_Requirements:_
Exclude images, then output the remaining data verbatim.

_Input:_

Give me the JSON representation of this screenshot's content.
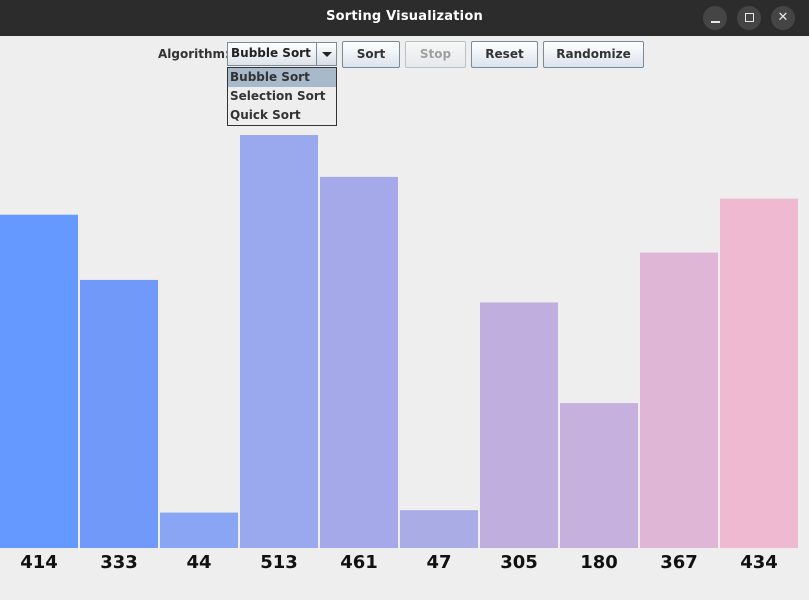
{
  "window": {
    "title": "Sorting Visualization"
  },
  "toolbar": {
    "algorithm_label": "Algorithm:",
    "algorithm_selected": "Bubble Sort",
    "sort_label": "Sort",
    "stop_label": "Stop",
    "reset_label": "Reset",
    "randomize_label": "Randomize"
  },
  "dropdown": {
    "options": [
      "Bubble Sort",
      "Selection Sort",
      "Quick Sort"
    ],
    "selected_index": 0
  },
  "chart_data": {
    "type": "bar",
    "categories": [
      "414",
      "333",
      "44",
      "513",
      "461",
      "47",
      "305",
      "180",
      "367",
      "434"
    ],
    "values": [
      414,
      333,
      44,
      513,
      461,
      47,
      305,
      180,
      367,
      434
    ],
    "colors": [
      "#6699ff",
      "#7099fa",
      "#8aa5f4",
      "#9aa8ee",
      "#a5a9ea",
      "#aaace6",
      "#c0aedf",
      "#c5b0de",
      "#dfb6d6",
      "#efb9d2"
    ],
    "title": "",
    "xlabel": "",
    "ylabel": ""
  }
}
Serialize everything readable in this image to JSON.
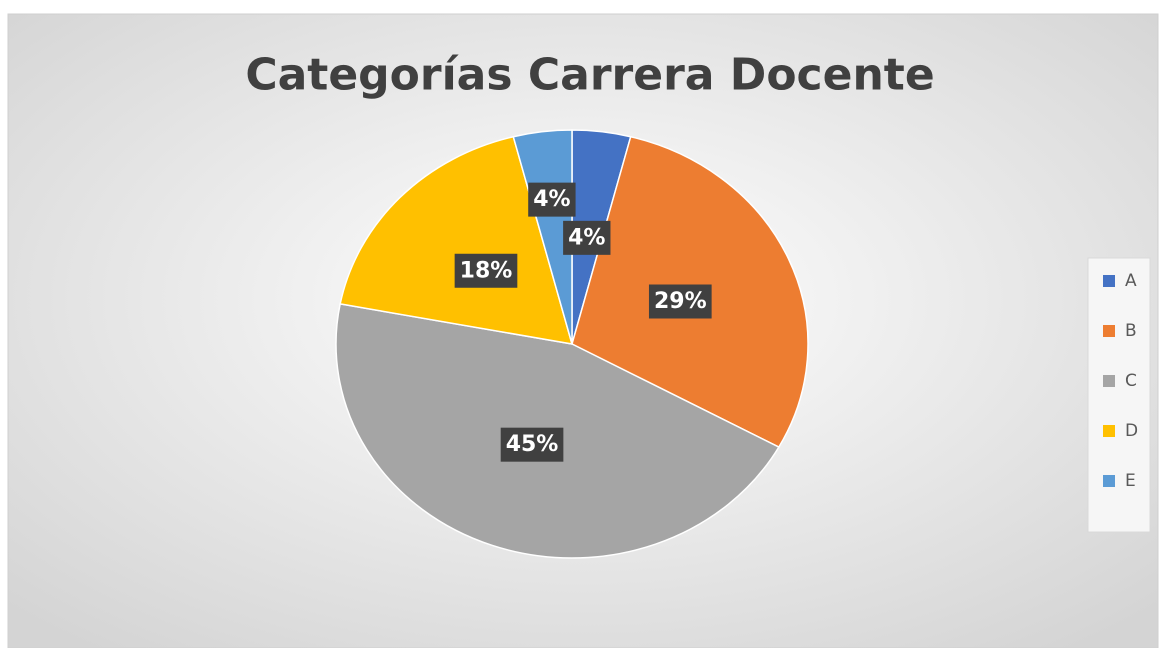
{
  "chart_data": {
    "type": "pie",
    "title": "Categorías Carrera Docente",
    "categories": [
      "A",
      "B",
      "C",
      "D",
      "E"
    ],
    "values": [
      4,
      29,
      45,
      18,
      4
    ],
    "value_labels": [
      "4%",
      "29%",
      "45%",
      "18%",
      "4%"
    ],
    "colors": [
      "#4472c4",
      "#ed7d31",
      "#a5a5a5",
      "#ffc000",
      "#5b9bd5"
    ],
    "legend": "right"
  }
}
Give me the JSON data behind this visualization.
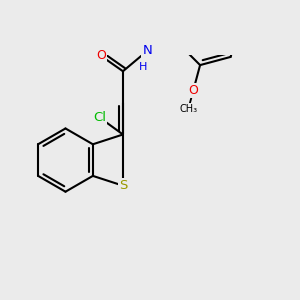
{
  "bg_color": "#ebebeb",
  "bond_color": "#000000",
  "bond_width": 1.5,
  "atom_colors": {
    "Cl": "#00bb00",
    "S": "#999900",
    "N": "#0000ee",
    "O": "#ee0000",
    "C": "#000000"
  },
  "font_size": 9.5,
  "xlim": [
    -2.7,
    2.7
  ],
  "ylim": [
    -2.1,
    2.1
  ]
}
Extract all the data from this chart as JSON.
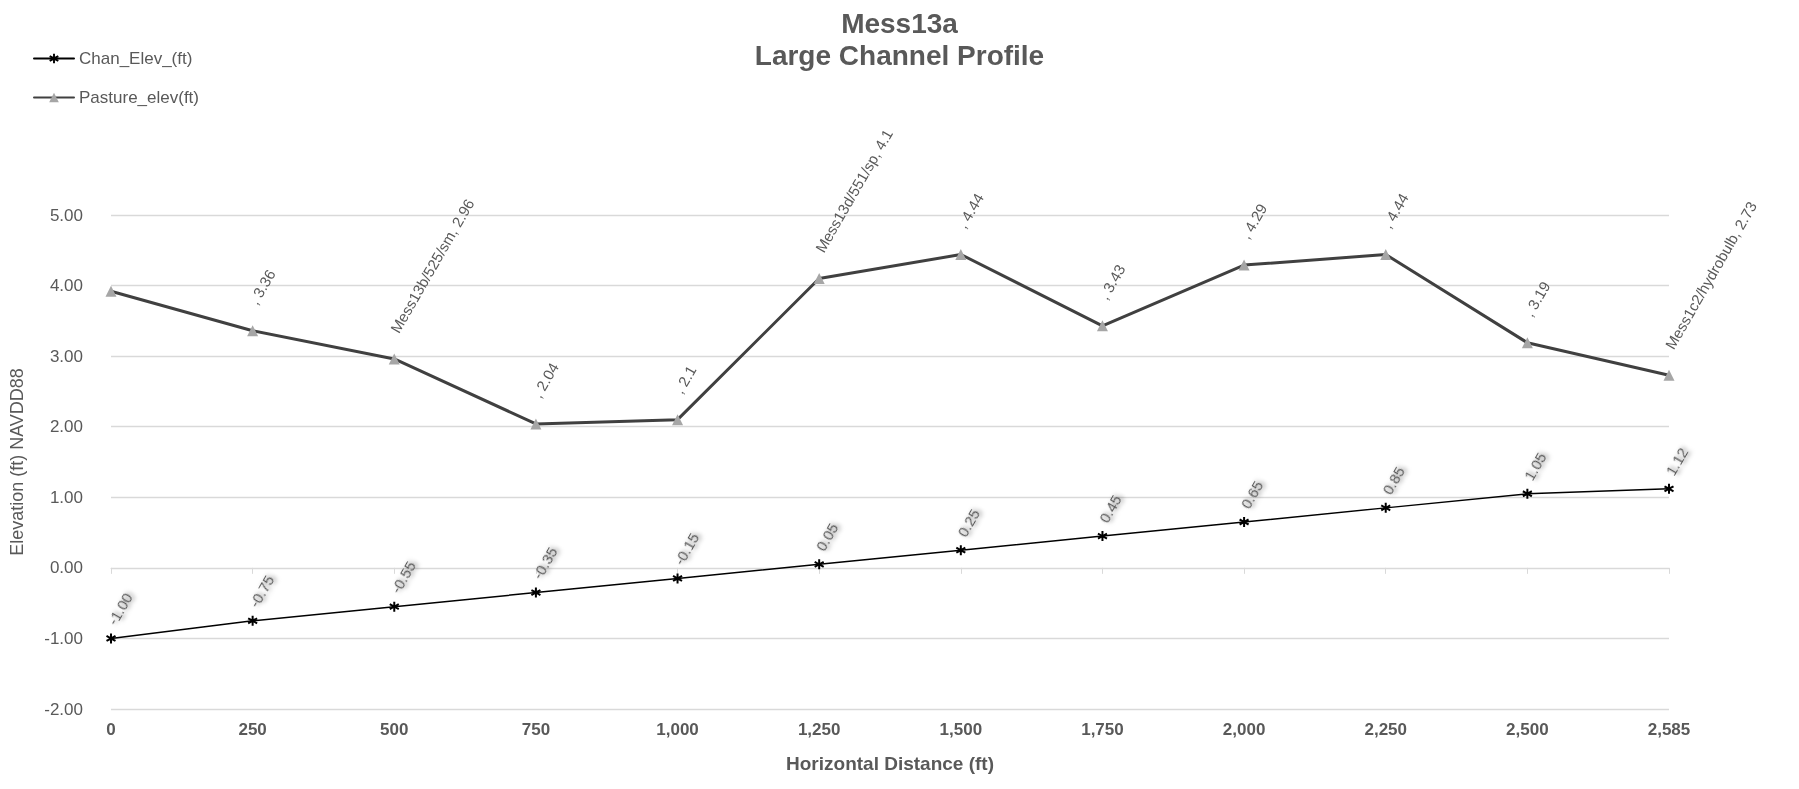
{
  "chart_data": {
    "type": "line",
    "title": "Mess13a",
    "subtitle": "Large Channel Profile",
    "xlabel": "Horizontal Distance (ft)",
    "ylabel": "Elevation (ft) NAVDD88",
    "categories": [
      "0",
      "250",
      "500",
      "750",
      "1,000",
      "1,250",
      "1,500",
      "1,750",
      "2,000",
      "2,250",
      "2,500",
      "2,585"
    ],
    "series": [
      {
        "name": "Chan_Elev_(ft)",
        "color": "#000000",
        "marker": "cross",
        "values": [
          -1.0,
          -0.75,
          -0.55,
          -0.35,
          -0.15,
          0.05,
          0.25,
          0.45,
          0.65,
          0.85,
          1.05,
          1.12
        ],
        "value_labels": [
          "-1.00",
          "-0.75",
          "-0.55",
          "-0.35",
          "-0.15",
          "0.05",
          "0.25",
          "0.45",
          "0.65",
          "0.85",
          "1.05",
          "1.12"
        ]
      },
      {
        "name": "Pasture_elev(ft)",
        "color": "#404040",
        "marker": "triangle",
        "values": [
          3.92,
          3.36,
          2.96,
          2.04,
          2.1,
          4.1,
          4.44,
          3.43,
          4.29,
          4.44,
          3.19,
          2.73
        ],
        "value_labels": [
          null,
          ", 3.36",
          "Mess13b/525/sm, 2.96",
          ", 2.04",
          ", 2.1",
          "Mess13d/551/sp, 4.1",
          ", 4.44",
          ", 3.43",
          ", 4.29",
          ", 4.44",
          ", 3.19",
          "Mess1c2/hydrobulb, 2.73"
        ]
      }
    ],
    "ylim": [
      -2,
      5
    ],
    "yticks": [
      {
        "value": -2,
        "label": "-2.00"
      },
      {
        "value": -1,
        "label": "-1.00"
      },
      {
        "value": 0,
        "label": "0.00"
      },
      {
        "value": 1,
        "label": "1.00"
      },
      {
        "value": 2,
        "label": "2.00"
      },
      {
        "value": 3,
        "label": "3.00"
      },
      {
        "value": 4,
        "label": "4.00"
      },
      {
        "value": 5,
        "label": "5.00"
      }
    ],
    "grid": "y",
    "legend": "top left"
  }
}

_Expected output:_
Give me the JSON representation of this screenshot's content.
{
  "window": {
    "title": "Sorting Visualization"
  },
  "toolbar": {
    "algorithm_label": "Algorithm:",
    "algorithm_selected": "Bubble Sort",
    "sort_label": "Sort",
    "stop_label": "Stop",
    "reset_label": "Reset",
    "randomize_label": "Randomize"
  },
  "dropdown": {
    "options": [
      "Bubble Sort",
      "Selection Sort",
      "Quick Sort"
    ],
    "selected_index": 0
  },
  "chart_data": {
    "type": "bar",
    "categories": [
      "414",
      "333",
      "44",
      "513",
      "461",
      "47",
      "305",
      "180",
      "367",
      "434"
    ],
    "values": [
      414,
      333,
      44,
      513,
      461,
      47,
      305,
      180,
      367,
      434
    ],
    "colors": [
      "#6699ff",
      "#7099fa",
      "#8aa5f4",
      "#9aa8ee",
      "#a5a9ea",
      "#aaace6",
      "#c0aedf",
      "#c5b0de",
      "#dfb6d6",
      "#efb9d2"
    ],
    "title": "",
    "xlabel": "",
    "ylabel": ""
  }
}
Serialize everything readable in this image to JSON.
{
  "chart_data": {
    "type": "pie",
    "title": "Categorías Carrera Docente",
    "categories": [
      "A",
      "B",
      "C",
      "D",
      "E"
    ],
    "values": [
      4,
      29,
      45,
      18,
      4
    ],
    "value_labels": [
      "4%",
      "29%",
      "45%",
      "18%",
      "4%"
    ],
    "colors": [
      "#4472c4",
      "#ed7d31",
      "#a5a5a5",
      "#ffc000",
      "#5b9bd5"
    ],
    "legend": "right"
  }
}
Give me the JSON data behind this visualization.
{
  "bg_color": "#ebebeb",
  "bond_color": "#000000",
  "bond_width": 1.5,
  "atom_colors": {
    "Cl": "#00bb00",
    "S": "#999900",
    "N": "#0000ee",
    "O": "#ee0000",
    "C": "#000000"
  },
  "font_size": 9.5,
  "xlim": [
    -2.7,
    2.7
  ],
  "ylim": [
    -2.1,
    2.1
  ]
}
Extract all the data from this chart as JSON.
{
  "chart_data": {
    "type": "line",
    "title": "Mess13a",
    "subtitle": "Large Channel Profile",
    "xlabel": "Horizontal Distance (ft)",
    "ylabel": "Elevation (ft) NAVDD88",
    "categories": [
      "0",
      "250",
      "500",
      "750",
      "1,000",
      "1,250",
      "1,500",
      "1,750",
      "2,000",
      "2,250",
      "2,500",
      "2,585"
    ],
    "series": [
      {
        "name": "Chan_Elev_(ft)",
        "color": "#000000",
        "marker": "cross",
        "values": [
          -1.0,
          -0.75,
          -0.55,
          -0.35,
          -0.15,
          0.05,
          0.25,
          0.45,
          0.65,
          0.85,
          1.05,
          1.12
        ],
        "value_labels": [
          "-1.00",
          "-0.75",
          "-0.55",
          "-0.35",
          "-0.15",
          "0.05",
          "0.25",
          "0.45",
          "0.65",
          "0.85",
          "1.05",
          "1.12"
        ]
      },
      {
        "name": "Pasture_elev(ft)",
        "color": "#404040",
        "marker": "triangle",
        "values": [
          3.92,
          3.36,
          2.96,
          2.04,
          2.1,
          4.1,
          4.44,
          3.43,
          4.29,
          4.44,
          3.19,
          2.73
        ],
        "value_labels": [
          null,
          ", 3.36",
          "Mess13b/525/sm, 2.96",
          ", 2.04",
          ", 2.1",
          "Mess13d/551/sp, 4.1",
          ", 4.44",
          ", 3.43",
          ", 4.29",
          ", 4.44",
          ", 3.19",
          "Mess1c2/hydrobulb, 2.73"
        ]
      }
    ],
    "ylim": [
      -2,
      5
    ],
    "yticks": [
      {
        "value": -2,
        "label": "-2.00"
      },
      {
        "value": -1,
        "label": "-1.00"
      },
      {
        "value": 0,
        "label": "0.00"
      },
      {
        "value": 1,
        "label": "1.00"
      },
      {
        "value": 2,
        "label": "2.00"
      },
      {
        "value": 3,
        "label": "3.00"
      },
      {
        "value": 4,
        "label": "4.00"
      },
      {
        "value": 5,
        "label": "5.00"
      }
    ],
    "grid": "y",
    "legend": "top left"
  }
}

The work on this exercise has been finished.